-- START Records supplied --

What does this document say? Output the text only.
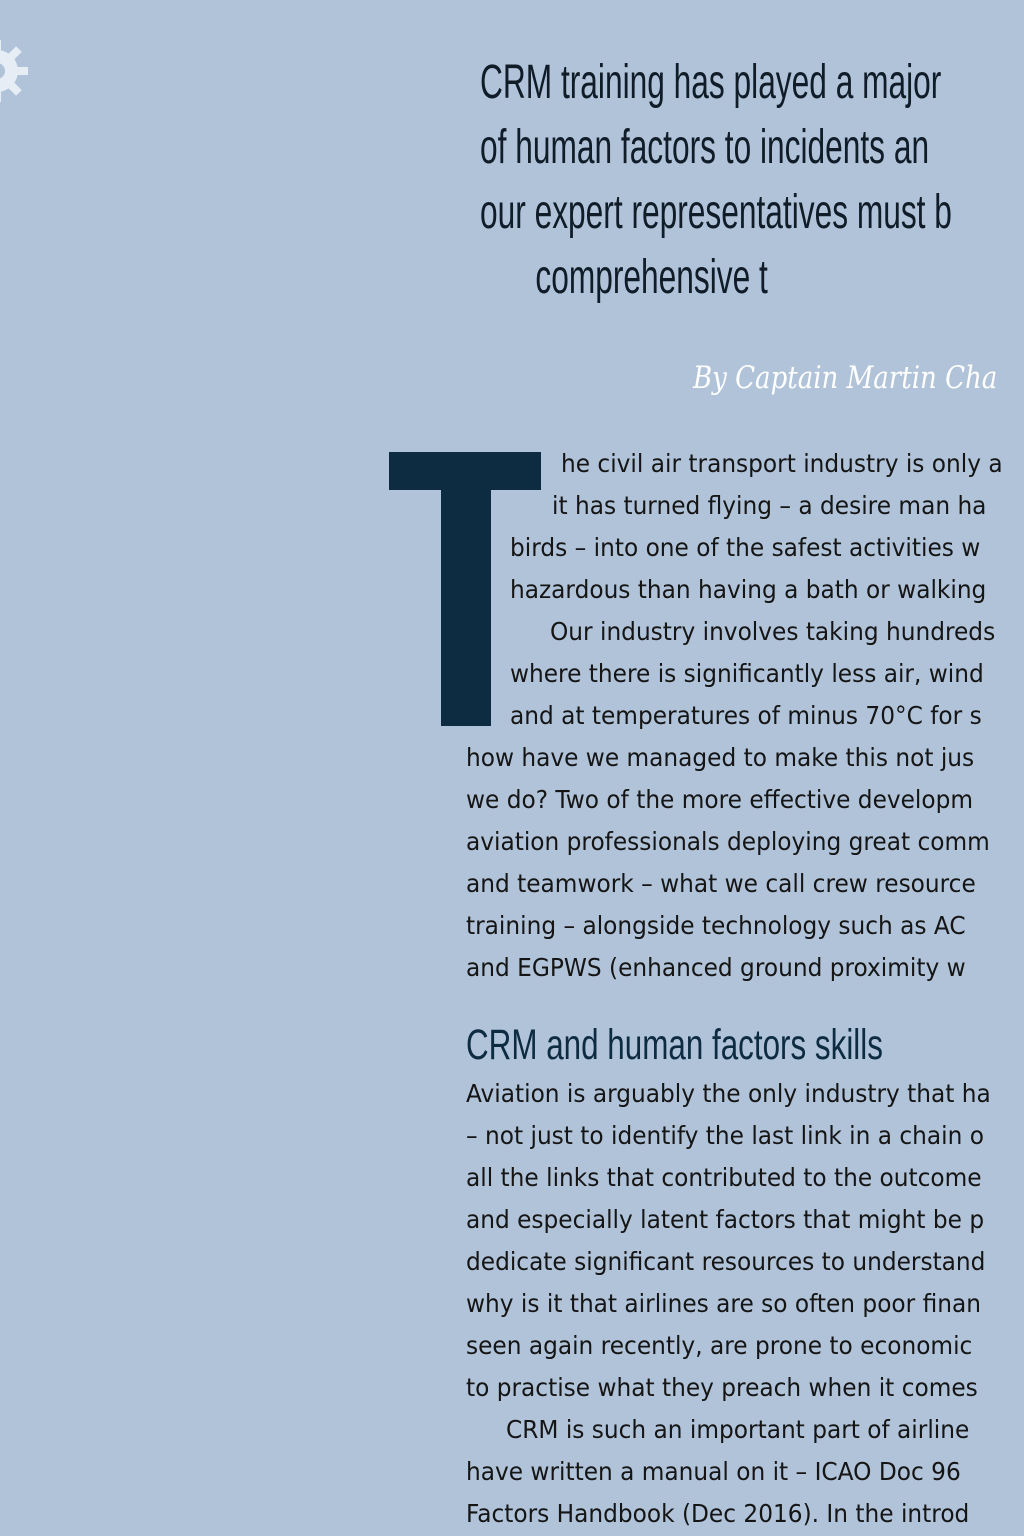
CRM training has played a major
of human factors to incidents an
our expert representatives must b
comprehensive t
By Captain Martin Cha
he civil air transport industry is only a
it has turned flying – a desire man ha
birds – into one of the safest activities w
hazardous than having a bath or walking
Our industry involves taking hundreds
where there is significantly less air, wind
and at temperatures of minus 70°C for s
how have we managed to make this not jus
we do? Two of the more effective developm
aviation professionals deploying great comm
and teamwork – what we call crew resource
training – alongside technology such as AC
and EGPWS (enhanced ground proximity w
CRM and human factors skills
Aviation is arguably the only industry that ha
– not just to identify the last link in a chain o
all the links that contributed to the outcome
and especially latent factors that might be p
dedicate significant resources to understand
why is it that airlines are so often poor finan
seen again recently, are prone to economic
to practise what they preach when it comes
CRM is such an important part of airline
have written a manual on it – ICAO Doc 96
Factors Handbook (Dec 2016). In the introd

-- END Records supplied --

■ Aim of the task: Give every line of the material that includes the string "training".

■ Final result:
CRM training has played a major
training – alongside technology such as AC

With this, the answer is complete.